### Exercise passage
• • •
In the magical world of Philip Pullman's novel, The Golden Compass, every person has a life companion in the form of an animal called a "daemon." A daemon is a cross between a soul and a best friend. The animal form it takes is a manifestation of the host's true personality. 
Pullman's fantastic tale tells the story of a young girl, Lyra, who undertakes a journey with her daemon, Pan, in a mysterious and dangerous parallel universe. In this strange but familiar world, everyone is born with a daemon. Pan's name alludes to the nature of the human-daemon relationship: Pan is short for Pantalaimon, Greek for "all compassionate".  This soul-friend may take multiple forms. Pan morphs from moment to moment from delicate moth to mighty eagle to tiny mouse.
But all is not well for girl and daemon, for there are dark forces at work. Lyra discovers that members of the General Oblation Board are conducting nefarious experiments that sever daemons from kidnapped children. Violently separated, children and their allies wither and die. The book follows Lyra as she and her companions, including a giant polar bear king, rush through a series of adventures to save the world.
• • •
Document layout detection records

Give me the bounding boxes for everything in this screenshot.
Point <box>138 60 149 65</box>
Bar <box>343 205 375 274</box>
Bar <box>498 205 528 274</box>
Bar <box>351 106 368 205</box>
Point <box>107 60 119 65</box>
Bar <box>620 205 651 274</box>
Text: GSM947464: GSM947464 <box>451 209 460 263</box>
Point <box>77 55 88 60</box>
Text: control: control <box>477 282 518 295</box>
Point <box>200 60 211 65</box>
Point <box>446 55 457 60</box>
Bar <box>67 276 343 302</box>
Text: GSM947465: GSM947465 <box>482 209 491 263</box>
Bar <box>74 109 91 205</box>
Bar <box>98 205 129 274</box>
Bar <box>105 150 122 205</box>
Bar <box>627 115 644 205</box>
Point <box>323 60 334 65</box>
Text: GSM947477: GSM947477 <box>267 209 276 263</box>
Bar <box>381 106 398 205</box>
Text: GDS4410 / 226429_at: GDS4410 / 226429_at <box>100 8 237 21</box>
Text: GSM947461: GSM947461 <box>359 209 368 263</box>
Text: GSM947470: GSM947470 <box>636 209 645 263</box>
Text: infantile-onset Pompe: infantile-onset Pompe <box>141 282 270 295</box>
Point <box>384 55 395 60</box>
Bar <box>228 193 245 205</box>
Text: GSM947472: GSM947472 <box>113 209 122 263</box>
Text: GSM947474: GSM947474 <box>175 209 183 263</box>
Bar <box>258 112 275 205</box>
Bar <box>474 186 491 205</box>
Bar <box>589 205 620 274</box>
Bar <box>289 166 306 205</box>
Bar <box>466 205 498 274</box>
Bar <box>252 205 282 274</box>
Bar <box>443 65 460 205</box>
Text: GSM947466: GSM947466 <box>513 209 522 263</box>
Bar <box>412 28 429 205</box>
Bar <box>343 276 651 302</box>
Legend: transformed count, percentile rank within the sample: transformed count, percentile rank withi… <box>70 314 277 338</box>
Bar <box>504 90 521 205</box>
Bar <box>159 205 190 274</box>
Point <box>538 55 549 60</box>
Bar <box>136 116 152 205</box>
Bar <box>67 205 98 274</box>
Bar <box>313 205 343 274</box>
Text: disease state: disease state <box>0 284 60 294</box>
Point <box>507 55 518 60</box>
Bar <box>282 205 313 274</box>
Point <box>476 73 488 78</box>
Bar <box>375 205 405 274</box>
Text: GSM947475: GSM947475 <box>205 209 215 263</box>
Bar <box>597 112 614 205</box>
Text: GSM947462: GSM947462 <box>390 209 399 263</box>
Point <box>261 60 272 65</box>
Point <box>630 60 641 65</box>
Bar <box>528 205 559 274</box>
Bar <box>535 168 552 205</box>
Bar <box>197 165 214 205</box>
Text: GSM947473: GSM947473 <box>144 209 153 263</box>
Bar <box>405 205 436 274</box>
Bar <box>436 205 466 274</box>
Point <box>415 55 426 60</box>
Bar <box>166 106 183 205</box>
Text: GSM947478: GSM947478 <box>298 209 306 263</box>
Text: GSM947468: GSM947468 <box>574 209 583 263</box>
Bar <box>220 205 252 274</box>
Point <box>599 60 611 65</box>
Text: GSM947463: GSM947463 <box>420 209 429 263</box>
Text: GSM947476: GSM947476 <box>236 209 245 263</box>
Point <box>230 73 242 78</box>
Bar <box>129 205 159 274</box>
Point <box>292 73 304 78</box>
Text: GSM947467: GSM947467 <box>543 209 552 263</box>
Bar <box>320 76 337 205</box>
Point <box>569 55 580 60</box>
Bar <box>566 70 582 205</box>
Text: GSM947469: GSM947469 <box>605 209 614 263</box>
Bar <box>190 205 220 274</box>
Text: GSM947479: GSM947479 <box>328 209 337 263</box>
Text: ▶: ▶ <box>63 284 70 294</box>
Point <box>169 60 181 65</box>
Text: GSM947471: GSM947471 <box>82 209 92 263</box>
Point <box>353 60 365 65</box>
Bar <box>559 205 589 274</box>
• • •
### Your objective
List every animal form that the passage about The Golden Compass says Pan takes. You can leave the records aside, since they play no part here.

### Answer section
- Delicate moth
- Mighty eagle
- Tiny mouse